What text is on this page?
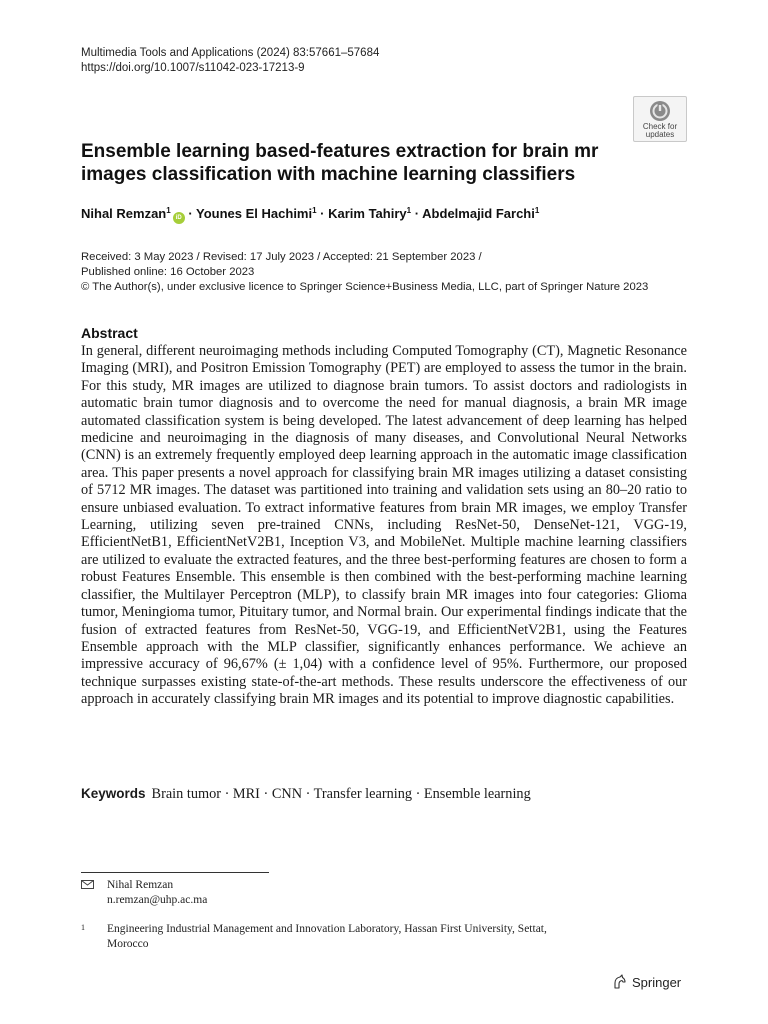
Multimedia Tools and Applications (2024) 83:57661–57684
https://doi.org/10.1007/s11042-023-17213-9
Check for
updates
Ensemble learning based-features extraction for brain mr images classification with machine learning classifiers
Nihal Remzan$^1$iD · Younes El Hachimi$^1$ · Karim Tahiry$^1$ · Abdelmajid Farchi$^1$
Received: 3 May 2023 / Revised: 17 July 2023 / Accepted: 21 September 2023 /
Published online: 16 October 2023
© The Author(s), under exclusive licence to Springer Science+Business Media, LLC, part of Springer Nature 2023
Abstract
In general, different neuroimaging methods including Computed Tomography (CT), Magnetic Resonance Imaging (MRI), and Positron Emission Tomography (PET) are employed to assess the tumor in the brain. For this study, MR images are utilized to diagnose brain tumors. To assist doctors and radiologists in automatic brain tumor diagnosis and to overcome the need for manual diagnosis, a brain MR image automated classification system is being developed. The latest advancement of deep learning has helped medicine and neuroimaging in the diagnosis of many diseases, and Convolutional Neural Networks (CNN) is an extremely frequently employed deep learning approach in the automatic image classification area. This paper presents a novel approach for classifying brain MR images utilizing a dataset consisting of 5712 MR images. The dataset was partitioned into training and validation sets using an 80–20 ratio to ensure unbiased evaluation. To extract informative features from brain MR images, we employ Transfer Learning, utilizing seven pre-trained CNNs, including ResNet-50, DenseNet-121, VGG-19, EfficientNetB1, EfficientNetV2B1, Inception V3, and MobileNet. Multiple machine learning classifiers are utilized to evaluate the extracted features, and the three best-performing features are chosen to form a robust Features Ensemble. This ensemble is then combined with the best-performing machine learning classifier, the Multilayer Perceptron (MLP), to classify brain MR images into four categories: Glioma tumor, Meningioma tumor, Pituitary tumor, and Normal brain. Our experimental findings indicate that the fusion of extracted features from ResNet-50, VGG-19, and EfficientNetV2B1, using the Features Ensemble approach with the MLP classifier, significantly enhances performance. We achieve an impressive accuracy of 96,67% (± 1,04) with a confidence level of 95%. Furthermore, our proposed technique surpasses existing state-of-the-art methods. These results underscore the effectiveness of our approach in accurately classifying brain MR images and its potential to improve diagnostic capabilities.
Keywords Brain tumor · MRI · CNN · Transfer learning · Ensemble learning
Nihal Remzan
n.remzan@uhp.ac.ma
1 Engineering Industrial Management and Innovation Laboratory, Hassan First University, Settat,
Morocco
Springer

----------

# YOUR OBJECTIVE
What lines of the data include the word "Springer"? Copy each of them.

# RESPONSE TO THIS EXERCISE
© The Author(s), under exclusive licence to Springer Science+Business Media, LLC, part of Springer Nature 2023
Springer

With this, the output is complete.